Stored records

☆ ☆ ☆ ☆ ☆

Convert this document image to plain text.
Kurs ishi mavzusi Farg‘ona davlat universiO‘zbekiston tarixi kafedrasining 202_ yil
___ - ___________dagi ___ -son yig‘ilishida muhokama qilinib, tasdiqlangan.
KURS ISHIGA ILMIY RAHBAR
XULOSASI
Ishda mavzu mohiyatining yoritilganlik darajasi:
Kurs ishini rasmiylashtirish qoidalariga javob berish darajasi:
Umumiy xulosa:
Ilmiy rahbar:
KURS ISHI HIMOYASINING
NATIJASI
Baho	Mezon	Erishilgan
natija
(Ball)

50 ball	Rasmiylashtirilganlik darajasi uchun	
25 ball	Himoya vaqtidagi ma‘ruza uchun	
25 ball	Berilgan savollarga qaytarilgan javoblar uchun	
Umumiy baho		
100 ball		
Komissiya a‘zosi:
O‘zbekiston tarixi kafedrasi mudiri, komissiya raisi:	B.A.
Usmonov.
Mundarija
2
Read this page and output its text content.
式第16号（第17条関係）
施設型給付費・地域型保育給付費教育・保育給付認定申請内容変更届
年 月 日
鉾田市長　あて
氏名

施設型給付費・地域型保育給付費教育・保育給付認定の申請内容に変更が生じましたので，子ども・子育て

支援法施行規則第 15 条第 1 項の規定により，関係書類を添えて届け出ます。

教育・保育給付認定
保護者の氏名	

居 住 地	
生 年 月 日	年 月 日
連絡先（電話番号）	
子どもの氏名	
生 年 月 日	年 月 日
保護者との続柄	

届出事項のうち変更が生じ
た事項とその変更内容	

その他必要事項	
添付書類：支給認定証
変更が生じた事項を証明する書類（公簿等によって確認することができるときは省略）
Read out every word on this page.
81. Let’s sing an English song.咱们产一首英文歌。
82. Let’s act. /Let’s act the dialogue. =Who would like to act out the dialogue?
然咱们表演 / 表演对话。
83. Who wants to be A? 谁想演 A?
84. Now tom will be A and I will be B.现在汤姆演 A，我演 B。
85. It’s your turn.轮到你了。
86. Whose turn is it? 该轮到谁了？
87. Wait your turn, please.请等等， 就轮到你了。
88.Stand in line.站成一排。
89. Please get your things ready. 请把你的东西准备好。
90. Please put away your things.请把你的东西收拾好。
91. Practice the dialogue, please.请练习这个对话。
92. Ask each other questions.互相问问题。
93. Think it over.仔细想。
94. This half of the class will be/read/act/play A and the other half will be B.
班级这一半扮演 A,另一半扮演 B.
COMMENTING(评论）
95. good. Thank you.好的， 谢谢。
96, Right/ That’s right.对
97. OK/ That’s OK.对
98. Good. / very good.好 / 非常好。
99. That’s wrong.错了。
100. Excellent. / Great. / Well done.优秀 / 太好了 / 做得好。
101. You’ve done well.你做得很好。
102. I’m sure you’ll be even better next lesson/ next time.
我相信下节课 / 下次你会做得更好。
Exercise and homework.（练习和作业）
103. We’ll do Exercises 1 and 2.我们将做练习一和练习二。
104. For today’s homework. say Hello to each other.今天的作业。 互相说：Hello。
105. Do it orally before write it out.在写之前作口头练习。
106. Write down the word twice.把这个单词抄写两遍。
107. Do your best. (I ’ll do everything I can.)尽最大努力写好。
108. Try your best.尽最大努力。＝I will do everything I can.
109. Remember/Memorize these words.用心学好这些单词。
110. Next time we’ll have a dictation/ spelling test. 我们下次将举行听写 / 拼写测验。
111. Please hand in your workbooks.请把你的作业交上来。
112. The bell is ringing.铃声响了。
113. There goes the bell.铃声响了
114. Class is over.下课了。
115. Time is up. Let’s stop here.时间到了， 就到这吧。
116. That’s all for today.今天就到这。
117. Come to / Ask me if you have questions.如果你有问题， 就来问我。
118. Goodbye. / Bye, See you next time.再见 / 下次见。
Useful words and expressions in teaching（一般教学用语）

☆ ☆ ☆ ☆ ☆

**PROBLEM TO WORK ON**
The records above should be restated word for word, please.

**OUTPUT OF THE TASK**
Convert this document image to plain text.
Kurs ishi mavzusi Farg‘ona davlat universiO‘zbekiston tarixi kafedrasining 202_ yil
___ - ___________dagi ___ -son yig‘ilishida muhokama qilinib, tasdiqlangan.
KURS ISHIGA ILMIY RAHBAR
XULOSASI
Ishda mavzu mohiyatining yoritilganlik darajasi:
Kurs ishini rasmiylashtirish qoidalariga javob berish darajasi:
Umumiy xulosa:
Ilmiy rahbar:
KURS ISHI HIMOYASINING
NATIJASI
Baho	Mezon	Erishilgan
natija
(Ball)

50 ball	Rasmiylashtirilganlik darajasi uchun	
25 ball	Himoya vaqtidagi ma‘ruza uchun	
25 ball	Berilgan savollarga qaytarilgan javoblar uchun	
Umumiy baho		
100 ball		
Komissiya a‘zosi:
O‘zbekiston tarixi kafedrasi mudiri, komissiya raisi:	B.A.
Usmonov.
Mundarija
2
Read this page and output its text content.
式第16号（第17条関係）
施設型給付費・地域型保育給付費教育・保育給付認定申請内容変更届
年 月 日
鉾田市長　あて
氏名

施設型給付費・地域型保育給付費教育・保育給付認定の申請内容に変更が生じましたので，子ども・子育て

支援法施行規則第 15 条第 1 項の規定により，関係書類を添えて届け出ます。

教育・保育給付認定
保護者の氏名	

居 住 地	
生 年 月 日	年 月 日
連絡先（電話番号）	
子どもの氏名	
生 年 月 日	年 月 日
保護者との続柄	

届出事項のうち変更が生じ
た事項とその変更内容	

その他必要事項	
添付書類：支給認定証
変更が生じた事項を証明する書類（公簿等によって確認することができるときは省略）
Read out every word on this page.
81. Let’s sing an English song.咱们产一首英文歌。
82. Let’s act. /Let’s act the dialogue. =Who would like to act out the dialogue?
然咱们表演 / 表演对话。
83. Who wants to be A? 谁想演 A?
84. Now tom will be A and I will be B.现在汤姆演 A，我演 B。
85. It’s your turn.轮到你了。
86. Whose turn is it? 该轮到谁了？
87. Wait your turn, please.请等等， 就轮到你了。
88.Stand in line.站成一排。
89. Please get your things ready. 请把你的东西准备好。
90. Please put away your things.请把你的东西收拾好。
91. Practice the dialogue, please.请练习这个对话。
92. Ask each other questions.互相问问题。
93. Think it over.仔细想。
94. This half of the class will be/read/act/play A and the other half will be B.
班级这一半扮演 A,另一半扮演 B.
COMMENTING(评论）
95. good. Thank you.好的， 谢谢。
96, Right/ That’s right.对
97. OK/ That’s OK.对
98. Good. / very good.好 / 非常好。
99. That’s wrong.错了。
100. Excellent. / Great. / Well done.优秀 / 太好了 / 做得好。
101. You’ve done well.你做得很好。
102. I’m sure you’ll be even better next lesson/ next time.
我相信下节课 / 下次你会做得更好。
Exercise and homework.（练习和作业）
103. We’ll do Exercises 1 and 2.我们将做练习一和练习二。
104. For today’s homework. say Hello to each other.今天的作业。 互相说：Hello。
105. Do it orally before write it out.在写之前作口头练习。
106. Write down the word twice.把这个单词抄写两遍。
107. Do your best. (I ’ll do everything I can.)尽最大努力写好。
108. Try your best.尽最大努力。＝I will do everything I can.
109. Remember/Memorize these words.用心学好这些单词。
110. Next time we’ll have a dictation/ spelling test. 我们下次将举行听写 / 拼写测验。
111. Please hand in your workbooks.请把你的作业交上来。
112. The bell is ringing.铃声响了。
113. There goes the bell.铃声响了
114. Class is over.下课了。
115. Time is up. Let’s stop here.时间到了， 就到这吧。
116. That’s all for today.今天就到这。
117. Come to / Ask me if you have questions.如果你有问题， 就来问我。
118. Goodbye. / Bye, See you next time.再见 / 下次见。
Useful words and expressions in teaching（一般教学用语）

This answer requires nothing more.